▶ **Available records**
--- begin ---

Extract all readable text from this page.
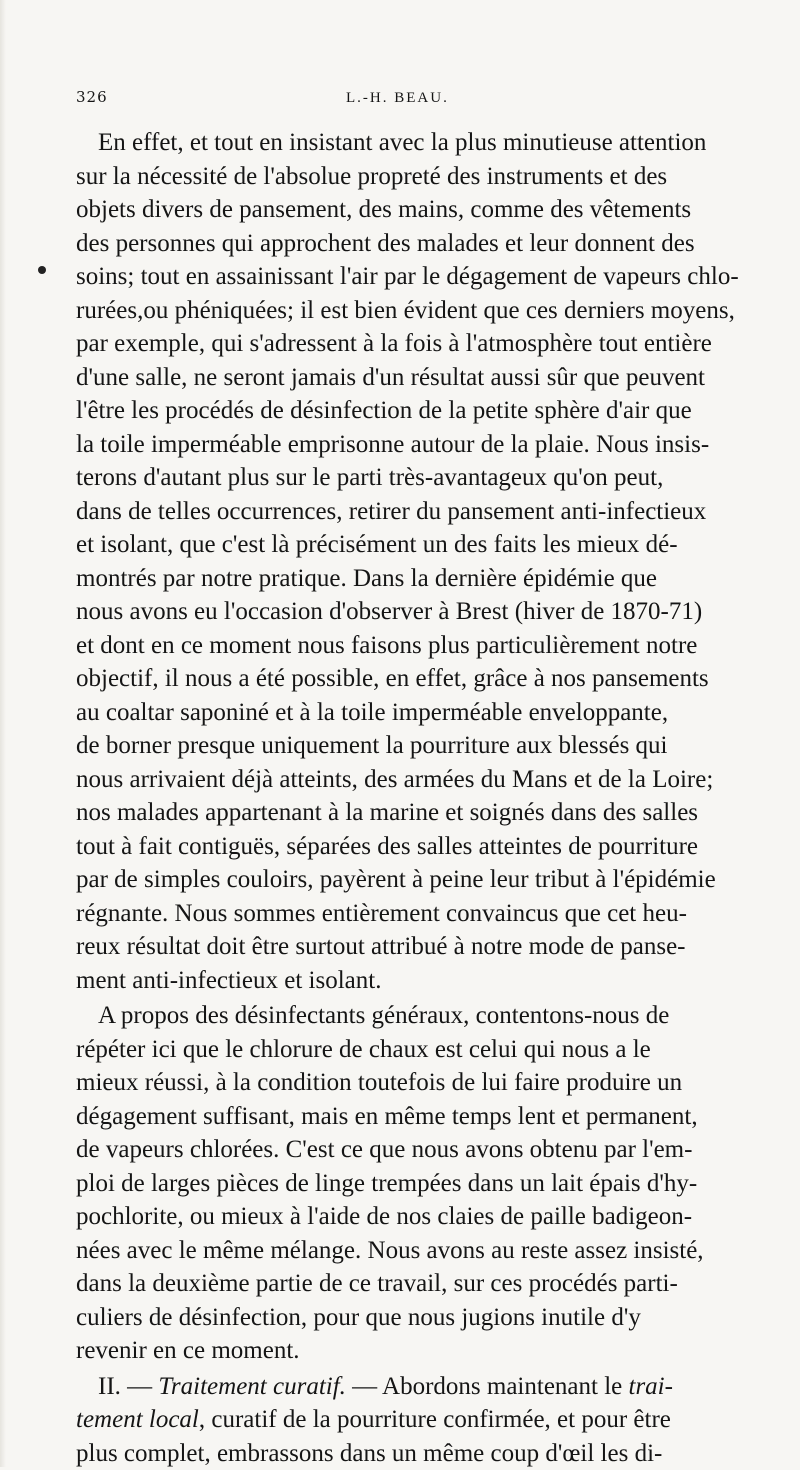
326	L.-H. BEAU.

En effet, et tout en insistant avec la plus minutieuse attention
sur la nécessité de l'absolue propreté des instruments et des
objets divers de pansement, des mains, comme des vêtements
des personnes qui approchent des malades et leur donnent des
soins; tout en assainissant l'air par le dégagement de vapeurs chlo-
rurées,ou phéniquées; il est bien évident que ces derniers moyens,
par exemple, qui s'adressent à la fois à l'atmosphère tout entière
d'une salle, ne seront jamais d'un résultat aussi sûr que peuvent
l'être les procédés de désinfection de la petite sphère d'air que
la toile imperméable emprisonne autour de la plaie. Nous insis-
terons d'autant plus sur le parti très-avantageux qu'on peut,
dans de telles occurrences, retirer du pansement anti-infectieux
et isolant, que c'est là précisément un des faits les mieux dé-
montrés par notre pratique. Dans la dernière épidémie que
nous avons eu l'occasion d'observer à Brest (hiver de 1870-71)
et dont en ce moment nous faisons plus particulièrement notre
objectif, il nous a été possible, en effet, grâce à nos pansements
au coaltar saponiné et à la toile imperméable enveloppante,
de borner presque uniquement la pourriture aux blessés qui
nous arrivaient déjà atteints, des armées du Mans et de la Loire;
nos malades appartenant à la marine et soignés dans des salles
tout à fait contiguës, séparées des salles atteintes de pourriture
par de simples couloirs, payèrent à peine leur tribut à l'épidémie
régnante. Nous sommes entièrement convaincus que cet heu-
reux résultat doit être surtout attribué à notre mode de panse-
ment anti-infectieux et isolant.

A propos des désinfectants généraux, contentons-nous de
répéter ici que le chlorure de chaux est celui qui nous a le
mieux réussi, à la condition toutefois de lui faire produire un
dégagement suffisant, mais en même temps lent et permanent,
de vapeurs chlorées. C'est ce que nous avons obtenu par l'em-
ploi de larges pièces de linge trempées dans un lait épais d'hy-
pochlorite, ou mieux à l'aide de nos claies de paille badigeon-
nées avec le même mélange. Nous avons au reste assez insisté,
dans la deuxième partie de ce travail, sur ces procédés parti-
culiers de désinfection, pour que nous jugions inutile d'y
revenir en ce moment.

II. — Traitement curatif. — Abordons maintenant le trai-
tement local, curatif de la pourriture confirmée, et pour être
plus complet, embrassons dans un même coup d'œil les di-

--- end ---
--- begin ---

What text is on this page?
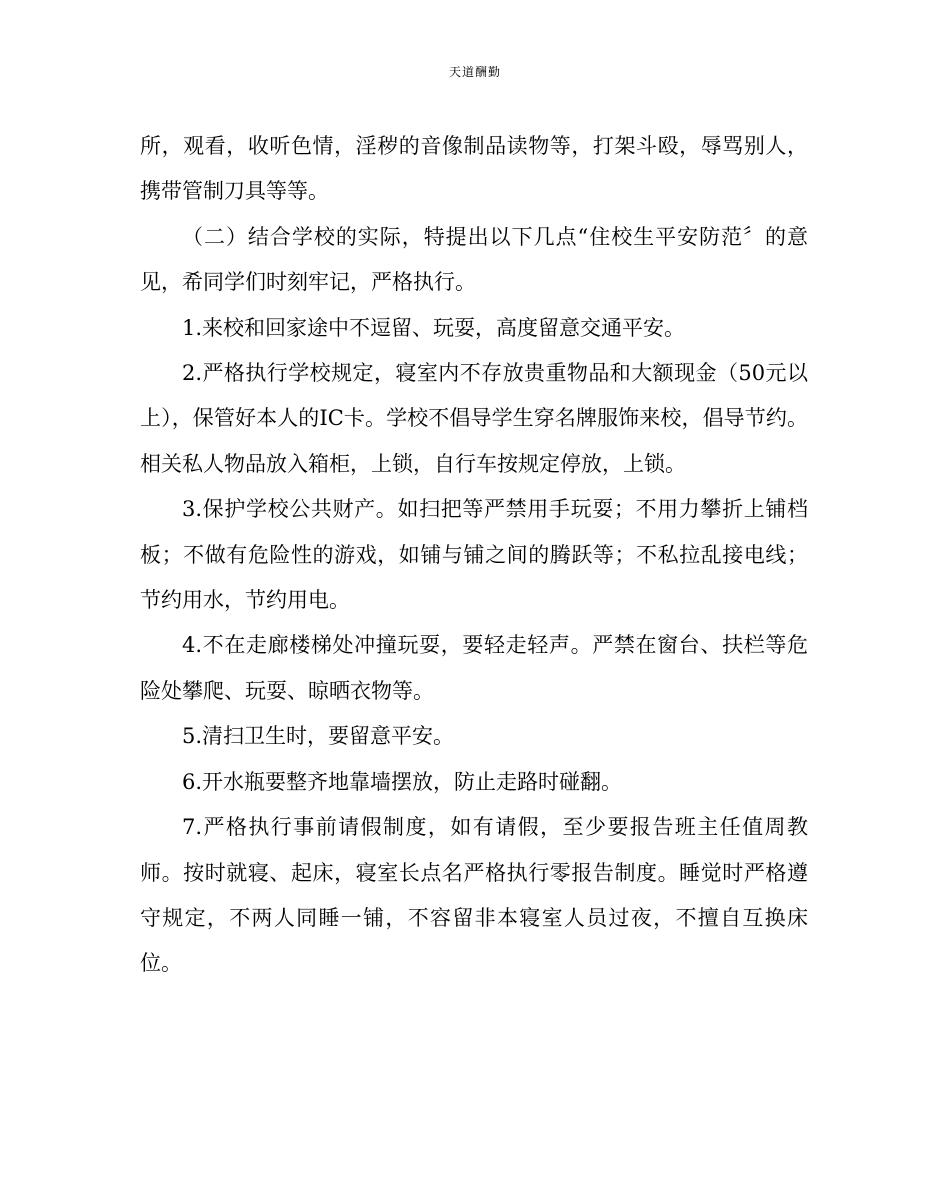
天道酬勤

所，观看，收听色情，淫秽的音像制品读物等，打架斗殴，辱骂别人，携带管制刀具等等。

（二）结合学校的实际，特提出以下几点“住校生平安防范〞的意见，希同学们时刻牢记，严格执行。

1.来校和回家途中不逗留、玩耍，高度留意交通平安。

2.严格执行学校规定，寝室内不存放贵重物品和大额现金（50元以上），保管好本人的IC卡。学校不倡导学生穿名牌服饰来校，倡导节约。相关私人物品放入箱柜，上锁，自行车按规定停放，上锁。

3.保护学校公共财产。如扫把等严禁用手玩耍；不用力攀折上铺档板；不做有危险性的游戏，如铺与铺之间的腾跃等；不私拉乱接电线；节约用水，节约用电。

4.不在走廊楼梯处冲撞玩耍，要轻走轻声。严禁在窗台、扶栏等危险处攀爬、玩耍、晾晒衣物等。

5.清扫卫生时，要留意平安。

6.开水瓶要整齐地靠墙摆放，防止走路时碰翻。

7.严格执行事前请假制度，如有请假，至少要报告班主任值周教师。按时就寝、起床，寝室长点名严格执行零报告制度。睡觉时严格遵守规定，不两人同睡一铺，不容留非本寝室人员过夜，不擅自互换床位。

--- end ---

▶ **Exercise details**
Note every line above where the string "text" shows up, and copy those lines.

▶ **Exercise response**
Extract all readable text from this page.
What text is on this page?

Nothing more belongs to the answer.